## What to work on:
Make an exact copy of all the data.

## The records:
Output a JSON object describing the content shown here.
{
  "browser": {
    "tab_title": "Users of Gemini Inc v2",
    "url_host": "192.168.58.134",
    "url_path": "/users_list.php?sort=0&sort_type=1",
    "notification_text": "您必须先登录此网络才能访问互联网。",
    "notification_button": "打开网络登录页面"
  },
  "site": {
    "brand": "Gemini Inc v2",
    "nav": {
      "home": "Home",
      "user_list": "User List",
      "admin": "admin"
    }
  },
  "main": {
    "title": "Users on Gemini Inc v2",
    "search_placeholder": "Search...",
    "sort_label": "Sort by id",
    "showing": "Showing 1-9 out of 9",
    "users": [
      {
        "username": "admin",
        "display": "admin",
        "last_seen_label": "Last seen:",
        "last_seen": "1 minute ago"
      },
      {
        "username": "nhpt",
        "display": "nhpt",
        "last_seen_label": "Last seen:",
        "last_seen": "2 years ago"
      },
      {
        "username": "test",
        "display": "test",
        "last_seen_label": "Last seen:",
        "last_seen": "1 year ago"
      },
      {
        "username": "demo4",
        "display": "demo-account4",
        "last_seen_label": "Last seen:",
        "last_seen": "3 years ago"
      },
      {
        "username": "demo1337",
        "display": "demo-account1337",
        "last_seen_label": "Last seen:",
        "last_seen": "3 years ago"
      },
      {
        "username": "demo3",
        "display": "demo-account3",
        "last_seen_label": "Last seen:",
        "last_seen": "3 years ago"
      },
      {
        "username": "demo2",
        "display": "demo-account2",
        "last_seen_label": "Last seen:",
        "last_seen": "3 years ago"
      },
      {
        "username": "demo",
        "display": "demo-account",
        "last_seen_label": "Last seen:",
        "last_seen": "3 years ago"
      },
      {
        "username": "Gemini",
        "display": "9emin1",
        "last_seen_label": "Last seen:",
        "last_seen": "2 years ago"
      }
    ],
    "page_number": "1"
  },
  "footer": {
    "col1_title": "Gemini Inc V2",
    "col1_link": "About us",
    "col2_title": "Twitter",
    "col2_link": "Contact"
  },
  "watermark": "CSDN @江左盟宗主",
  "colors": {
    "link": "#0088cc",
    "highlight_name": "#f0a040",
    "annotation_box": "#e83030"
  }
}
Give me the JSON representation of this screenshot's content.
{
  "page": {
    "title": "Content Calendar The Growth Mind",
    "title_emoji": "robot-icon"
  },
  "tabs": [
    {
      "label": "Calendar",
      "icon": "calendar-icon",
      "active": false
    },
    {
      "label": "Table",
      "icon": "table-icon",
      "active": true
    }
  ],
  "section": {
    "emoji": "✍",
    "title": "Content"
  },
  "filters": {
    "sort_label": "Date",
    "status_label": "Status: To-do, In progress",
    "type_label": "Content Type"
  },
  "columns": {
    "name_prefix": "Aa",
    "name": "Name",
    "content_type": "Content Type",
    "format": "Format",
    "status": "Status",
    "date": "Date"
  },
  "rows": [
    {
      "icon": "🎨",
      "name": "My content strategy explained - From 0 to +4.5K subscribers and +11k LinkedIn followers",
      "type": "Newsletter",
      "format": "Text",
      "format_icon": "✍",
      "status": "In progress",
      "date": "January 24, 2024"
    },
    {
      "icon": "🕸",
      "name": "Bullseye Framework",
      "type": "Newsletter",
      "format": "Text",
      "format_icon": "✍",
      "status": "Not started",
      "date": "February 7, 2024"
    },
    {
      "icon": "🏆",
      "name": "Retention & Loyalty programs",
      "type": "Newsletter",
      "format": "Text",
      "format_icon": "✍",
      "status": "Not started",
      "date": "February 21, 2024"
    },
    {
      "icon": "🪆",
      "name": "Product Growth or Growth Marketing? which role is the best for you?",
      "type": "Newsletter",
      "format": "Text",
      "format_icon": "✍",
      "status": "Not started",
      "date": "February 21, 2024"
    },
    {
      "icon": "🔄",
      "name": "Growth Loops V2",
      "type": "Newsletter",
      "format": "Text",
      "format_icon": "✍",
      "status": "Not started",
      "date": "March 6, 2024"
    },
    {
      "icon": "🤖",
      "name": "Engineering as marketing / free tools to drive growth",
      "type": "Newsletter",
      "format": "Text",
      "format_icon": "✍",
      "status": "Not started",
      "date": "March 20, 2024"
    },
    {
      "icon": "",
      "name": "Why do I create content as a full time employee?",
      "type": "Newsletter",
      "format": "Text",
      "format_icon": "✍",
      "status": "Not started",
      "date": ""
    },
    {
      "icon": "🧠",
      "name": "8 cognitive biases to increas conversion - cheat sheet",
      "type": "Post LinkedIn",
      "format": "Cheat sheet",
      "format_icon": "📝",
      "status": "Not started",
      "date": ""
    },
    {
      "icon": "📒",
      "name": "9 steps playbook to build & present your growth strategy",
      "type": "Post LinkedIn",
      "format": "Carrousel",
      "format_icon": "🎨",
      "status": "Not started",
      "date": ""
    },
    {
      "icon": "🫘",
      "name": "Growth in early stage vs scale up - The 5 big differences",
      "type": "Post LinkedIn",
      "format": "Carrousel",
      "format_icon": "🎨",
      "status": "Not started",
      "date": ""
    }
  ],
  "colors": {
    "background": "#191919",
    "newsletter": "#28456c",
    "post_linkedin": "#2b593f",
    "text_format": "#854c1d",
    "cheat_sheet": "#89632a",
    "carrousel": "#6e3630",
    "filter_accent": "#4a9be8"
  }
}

## The reply:
Output a JSON object describing the content shown here.
{
  "browser": {
    "tab_title": "Users of Gemini Inc v2",
    "url_host": "192.168.58.134",
    "url_path": "/users_list.php?sort=0&sort_type=1",
    "notification_text": "您必须先登录此网络才能访问互联网。",
    "notification_button": "打开网络登录页面"
  },
  "site": {
    "brand": "Gemini Inc v2",
    "nav": {
      "home": "Home",
      "user_list": "User List",
      "admin": "admin"
    }
  },
  "main": {
    "title": "Users on Gemini Inc v2",
    "search_placeholder": "Search...",
    "sort_label": "Sort by id",
    "showing": "Showing 1-9 out of 9",
    "users": [
      {
        "username": "admin",
        "display": "admin",
        "last_seen_label": "Last seen:",
        "last_seen": "1 minute ago"
      },
      {
        "username": "nhpt",
        "display": "nhpt",
        "last_seen_label": "Last seen:",
        "last_seen": "2 years ago"
      },
      {
        "username": "test",
        "display": "test",
        "last_seen_label": "Last seen:",
        "last_seen": "1 year ago"
      },
      {
        "username": "demo4",
        "display": "demo-account4",
        "last_seen_label": "Last seen:",
        "last_seen": "3 years ago"
      },
      {
        "username": "demo1337",
        "display": "demo-account1337",
        "last_seen_label": "Last seen:",
        "last_seen": "3 years ago"
      },
      {
        "username": "demo3",
        "display": "demo-account3",
        "last_seen_label": "Last seen:",
        "last_seen": "3 years ago"
      },
      {
        "username": "demo2",
        "display": "demo-account2",
        "last_seen_label": "Last seen:",
        "last_seen": "3 years ago"
      },
      {
        "username": "demo",
        "display": "demo-account",
        "last_seen_label": "Last seen:",
        "last_seen": "3 years ago"
      },
      {
        "username": "Gemini",
        "display": "9emin1",
        "last_seen_label": "Last seen:",
        "last_seen": "2 years ago"
      }
    ],
    "page_number": "1"
  },
  "footer": {
    "col1_title": "Gemini Inc V2",
    "col1_link": "About us",
    "col2_title": "Twitter",
    "col2_link": "Contact"
  },
  "watermark": "CSDN @江左盟宗主",
  "colors": {
    "link": "#0088cc",
    "highlight_name": "#f0a040",
    "annotation_box": "#e83030"
  }
}
Give me the JSON representation of this screenshot's content.
{
  "page": {
    "title": "Content Calendar The Growth Mind",
    "title_emoji": "robot-icon"
  },
  "tabs": [
    {
      "label": "Calendar",
      "icon": "calendar-icon",
      "active": false
    },
    {
      "label": "Table",
      "icon": "table-icon",
      "active": true
    }
  ],
  "section": {
    "emoji": "✍",
    "title": "Content"
  },
  "filters": {
    "sort_label": "Date",
    "status_label": "Status: To-do, In progress",
    "type_label": "Content Type"
  },
  "columns": {
    "name_prefix": "Aa",
    "name": "Name",
    "content_type": "Content Type",
    "format": "Format",
    "status": "Status",
    "date": "Date"
  },
  "rows": [
    {
      "icon": "🎨",
      "name": "My content strategy explained - From 0 to +4.5K subscribers and +11k LinkedIn followers",
      "type": "Newsletter",
      "format": "Text",
      "format_icon": "✍",
      "status": "In progress",
      "date": "January 24, 2024"
    },
    {
      "icon": "🕸",
      "name": "Bullseye Framework",
      "type": "Newsletter",
      "format": "Text",
      "format_icon": "✍",
      "status": "Not started",
      "date": "February 7, 2024"
    },
    {
      "icon": "🏆",
      "name": "Retention & Loyalty programs",
      "type": "Newsletter",
      "format": "Text",
      "format_icon": "✍",
      "status": "Not started",
      "date": "February 21, 2024"
    },
    {
      "icon": "🪆",
      "name": "Product Growth or Growth Marketing? which role is the best for you?",
      "type": "Newsletter",
      "format": "Text",
      "format_icon": "✍",
      "status": "Not started",
      "date": "February 21, 2024"
    },
    {
      "icon": "🔄",
      "name": "Growth Loops V2",
      "type": "Newsletter",
      "format": "Text",
      "format_icon": "✍",
      "status": "Not started",
      "date": "March 6, 2024"
    },
    {
      "icon": "🤖",
      "name": "Engineering as marketing / free tools to drive growth",
      "type": "Newsletter",
      "format": "Text",
      "format_icon": "✍",
      "status": "Not started",
      "date": "March 20, 2024"
    },
    {
      "icon": "",
      "name": "Why do I create content as a full time employee?",
      "type": "Newsletter",
      "format": "Text",
      "format_icon": "✍",
      "status": "Not started",
      "date": ""
    },
    {
      "icon": "🧠",
      "name": "8 cognitive biases to increas conversion - cheat sheet",
      "type": "Post LinkedIn",
      "format": "Cheat sheet",
      "format_icon": "📝",
      "status": "Not started",
      "date": ""
    },
    {
      "icon": "📒",
      "name": "9 steps playbook to build & present your growth strategy",
      "type": "Post LinkedIn",
      "format": "Carrousel",
      "format_icon": "🎨",
      "status": "Not started",
      "date": ""
    },
    {
      "icon": "🫘",
      "name": "Growth in early stage vs scale up - The 5 big differences",
      "type": "Post LinkedIn",
      "format": "Carrousel",
      "format_icon": "🎨",
      "status": "Not started",
      "date": ""
    }
  ],
  "colors": {
    "background": "#191919",
    "newsletter": "#28456c",
    "post_linkedin": "#2b593f",
    "text_format": "#854c1d",
    "cheat_sheet": "#89632a",
    "carrousel": "#6e3630",
    "filter_accent": "#4a9be8"
  }
}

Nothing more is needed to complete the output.